Short exercise
Each record below must be returned exactly as shown.

Given data

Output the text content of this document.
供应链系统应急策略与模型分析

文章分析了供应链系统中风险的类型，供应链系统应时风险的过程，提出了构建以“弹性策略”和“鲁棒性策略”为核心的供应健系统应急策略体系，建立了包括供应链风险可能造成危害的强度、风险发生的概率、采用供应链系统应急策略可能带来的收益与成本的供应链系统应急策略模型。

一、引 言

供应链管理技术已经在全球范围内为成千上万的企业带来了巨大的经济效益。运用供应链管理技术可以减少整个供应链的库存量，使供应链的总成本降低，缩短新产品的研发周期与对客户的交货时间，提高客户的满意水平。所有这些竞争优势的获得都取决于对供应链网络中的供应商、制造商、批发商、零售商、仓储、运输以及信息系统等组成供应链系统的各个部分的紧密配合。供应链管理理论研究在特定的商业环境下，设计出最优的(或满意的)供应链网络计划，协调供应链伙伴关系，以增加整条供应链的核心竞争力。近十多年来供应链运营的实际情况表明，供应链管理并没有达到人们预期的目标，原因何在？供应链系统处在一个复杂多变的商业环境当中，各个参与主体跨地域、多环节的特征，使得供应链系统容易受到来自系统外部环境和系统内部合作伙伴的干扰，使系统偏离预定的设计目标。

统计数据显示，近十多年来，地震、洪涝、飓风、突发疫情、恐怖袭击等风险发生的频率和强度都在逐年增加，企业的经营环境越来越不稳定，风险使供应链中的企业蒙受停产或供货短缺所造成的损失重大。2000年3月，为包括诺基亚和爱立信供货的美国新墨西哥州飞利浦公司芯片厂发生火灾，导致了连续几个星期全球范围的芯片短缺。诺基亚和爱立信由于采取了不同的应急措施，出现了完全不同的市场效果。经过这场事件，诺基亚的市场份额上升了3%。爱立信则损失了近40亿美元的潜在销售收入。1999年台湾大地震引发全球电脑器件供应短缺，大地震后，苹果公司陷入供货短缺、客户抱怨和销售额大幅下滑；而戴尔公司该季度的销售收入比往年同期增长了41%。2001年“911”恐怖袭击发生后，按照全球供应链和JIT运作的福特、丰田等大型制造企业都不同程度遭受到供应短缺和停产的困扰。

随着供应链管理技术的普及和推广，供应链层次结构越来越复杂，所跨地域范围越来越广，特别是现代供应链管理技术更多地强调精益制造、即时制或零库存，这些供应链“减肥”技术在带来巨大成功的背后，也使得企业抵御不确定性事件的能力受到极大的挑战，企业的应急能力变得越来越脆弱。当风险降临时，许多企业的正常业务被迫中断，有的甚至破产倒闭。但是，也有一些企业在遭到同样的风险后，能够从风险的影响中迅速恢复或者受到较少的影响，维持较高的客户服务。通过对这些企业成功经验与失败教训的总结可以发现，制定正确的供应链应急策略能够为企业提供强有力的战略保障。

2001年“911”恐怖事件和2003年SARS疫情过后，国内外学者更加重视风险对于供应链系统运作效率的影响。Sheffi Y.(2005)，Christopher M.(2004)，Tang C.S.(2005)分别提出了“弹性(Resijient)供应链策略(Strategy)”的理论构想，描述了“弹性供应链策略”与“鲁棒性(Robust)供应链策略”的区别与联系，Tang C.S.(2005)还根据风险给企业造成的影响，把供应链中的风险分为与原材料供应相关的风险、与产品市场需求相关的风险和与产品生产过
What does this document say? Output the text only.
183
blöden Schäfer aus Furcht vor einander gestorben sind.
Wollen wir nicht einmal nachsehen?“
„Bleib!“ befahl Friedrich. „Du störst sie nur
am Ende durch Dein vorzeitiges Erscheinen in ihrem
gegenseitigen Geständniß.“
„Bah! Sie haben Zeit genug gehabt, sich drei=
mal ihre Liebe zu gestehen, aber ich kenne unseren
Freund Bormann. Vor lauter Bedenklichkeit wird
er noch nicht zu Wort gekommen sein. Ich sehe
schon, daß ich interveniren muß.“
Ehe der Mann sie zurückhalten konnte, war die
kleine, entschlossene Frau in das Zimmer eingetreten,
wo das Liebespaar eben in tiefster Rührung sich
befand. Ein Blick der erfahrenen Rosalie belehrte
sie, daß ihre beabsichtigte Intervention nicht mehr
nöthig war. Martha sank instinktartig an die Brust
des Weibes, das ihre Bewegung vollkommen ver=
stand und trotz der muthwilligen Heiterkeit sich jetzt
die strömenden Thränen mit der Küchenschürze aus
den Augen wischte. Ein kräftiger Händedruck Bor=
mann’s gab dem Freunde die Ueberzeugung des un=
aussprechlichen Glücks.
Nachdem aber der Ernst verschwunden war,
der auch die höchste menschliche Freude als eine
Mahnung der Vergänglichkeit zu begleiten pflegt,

Complete output
Output the text content of this document.
供应链系统应急策略与模型分析

文章分析了供应链系统中风险的类型，供应链系统应时风险的过程，提出了构建以“弹性策略”和“鲁棒性策略”为核心的供应健系统应急策略体系，建立了包括供应链风险可能造成危害的强度、风险发生的概率、采用供应链系统应急策略可能带来的收益与成本的供应链系统应急策略模型。

一、引 言

供应链管理技术已经在全球范围内为成千上万的企业带来了巨大的经济效益。运用供应链管理技术可以减少整个供应链的库存量，使供应链的总成本降低，缩短新产品的研发周期与对客户的交货时间，提高客户的满意水平。所有这些竞争优势的获得都取决于对供应链网络中的供应商、制造商、批发商、零售商、仓储、运输以及信息系统等组成供应链系统的各个部分的紧密配合。供应链管理理论研究在特定的商业环境下，设计出最优的(或满意的)供应链网络计划，协调供应链伙伴关系，以增加整条供应链的核心竞争力。近十多年来供应链运营的实际情况表明，供应链管理并没有达到人们预期的目标，原因何在？供应链系统处在一个复杂多变的商业环境当中，各个参与主体跨地域、多环节的特征，使得供应链系统容易受到来自系统外部环境和系统内部合作伙伴的干扰，使系统偏离预定的设计目标。

统计数据显示，近十多年来，地震、洪涝、飓风、突发疫情、恐怖袭击等风险发生的频率和强度都在逐年增加，企业的经营环境越来越不稳定，风险使供应链中的企业蒙受停产或供货短缺所造成的损失重大。2000年3月，为包括诺基亚和爱立信供货的美国新墨西哥州飞利浦公司芯片厂发生火灾，导致了连续几个星期全球范围的芯片短缺。诺基亚和爱立信由于采取了不同的应急措施，出现了完全不同的市场效果。经过这场事件，诺基亚的市场份额上升了3%。爱立信则损失了近40亿美元的潜在销售收入。1999年台湾大地震引发全球电脑器件供应短缺，大地震后，苹果公司陷入供货短缺、客户抱怨和销售额大幅下滑；而戴尔公司该季度的销售收入比往年同期增长了41%。2001年“911”恐怖袭击发生后，按照全球供应链和JIT运作的福特、丰田等大型制造企业都不同程度遭受到供应短缺和停产的困扰。

随着供应链管理技术的普及和推广，供应链层次结构越来越复杂，所跨地域范围越来越广，特别是现代供应链管理技术更多地强调精益制造、即时制或零库存，这些供应链“减肥”技术在带来巨大成功的背后，也使得企业抵御不确定性事件的能力受到极大的挑战，企业的应急能力变得越来越脆弱。当风险降临时，许多企业的正常业务被迫中断，有的甚至破产倒闭。但是，也有一些企业在遭到同样的风险后，能够从风险的影响中迅速恢复或者受到较少的影响，维持较高的客户服务。通过对这些企业成功经验与失败教训的总结可以发现，制定正确的供应链应急策略能够为企业提供强有力的战略保障。

2001年“911”恐怖事件和2003年SARS疫情过后，国内外学者更加重视风险对于供应链系统运作效率的影响。Sheffi Y.(2005)，Christopher M.(2004)，Tang C.S.(2005)分别提出了“弹性(Resijient)供应链策略(Strategy)”的理论构想，描述了“弹性供应链策略”与“鲁棒性(Robust)供应链策略”的区别与联系，Tang C.S.(2005)还根据风险给企业造成的影响，把供应链中的风险分为与原材料供应相关的风险、与产品市场需求相关的风险和与产品生产过
What does this document say? Output the text only.
183
blöden Schäfer aus Furcht vor einander gestorben sind.
Wollen wir nicht einmal nachsehen?“
„Bleib!“ befahl Friedrich. „Du störst sie nur
am Ende durch Dein vorzeitiges Erscheinen in ihrem
gegenseitigen Geständniß.“
„Bah! Sie haben Zeit genug gehabt, sich drei=
mal ihre Liebe zu gestehen, aber ich kenne unseren
Freund Bormann. Vor lauter Bedenklichkeit wird
er noch nicht zu Wort gekommen sein. Ich sehe
schon, daß ich interveniren muß.“
Ehe der Mann sie zurückhalten konnte, war die
kleine, entschlossene Frau in das Zimmer eingetreten,
wo das Liebespaar eben in tiefster Rührung sich
befand. Ein Blick der erfahrenen Rosalie belehrte
sie, daß ihre beabsichtigte Intervention nicht mehr
nöthig war. Martha sank instinktartig an die Brust
des Weibes, das ihre Bewegung vollkommen ver=
stand und trotz der muthwilligen Heiterkeit sich jetzt
die strömenden Thränen mit der Küchenschürze aus
den Augen wischte. Ein kräftiger Händedruck Bor=
mann’s gab dem Freunde die Ueberzeugung des un=
aussprechlichen Glücks.
Nachdem aber der Ernst verschwunden war,
der auch die höchste menschliche Freude als eine
Mahnung der Vergänglichkeit zu begleiten pflegt,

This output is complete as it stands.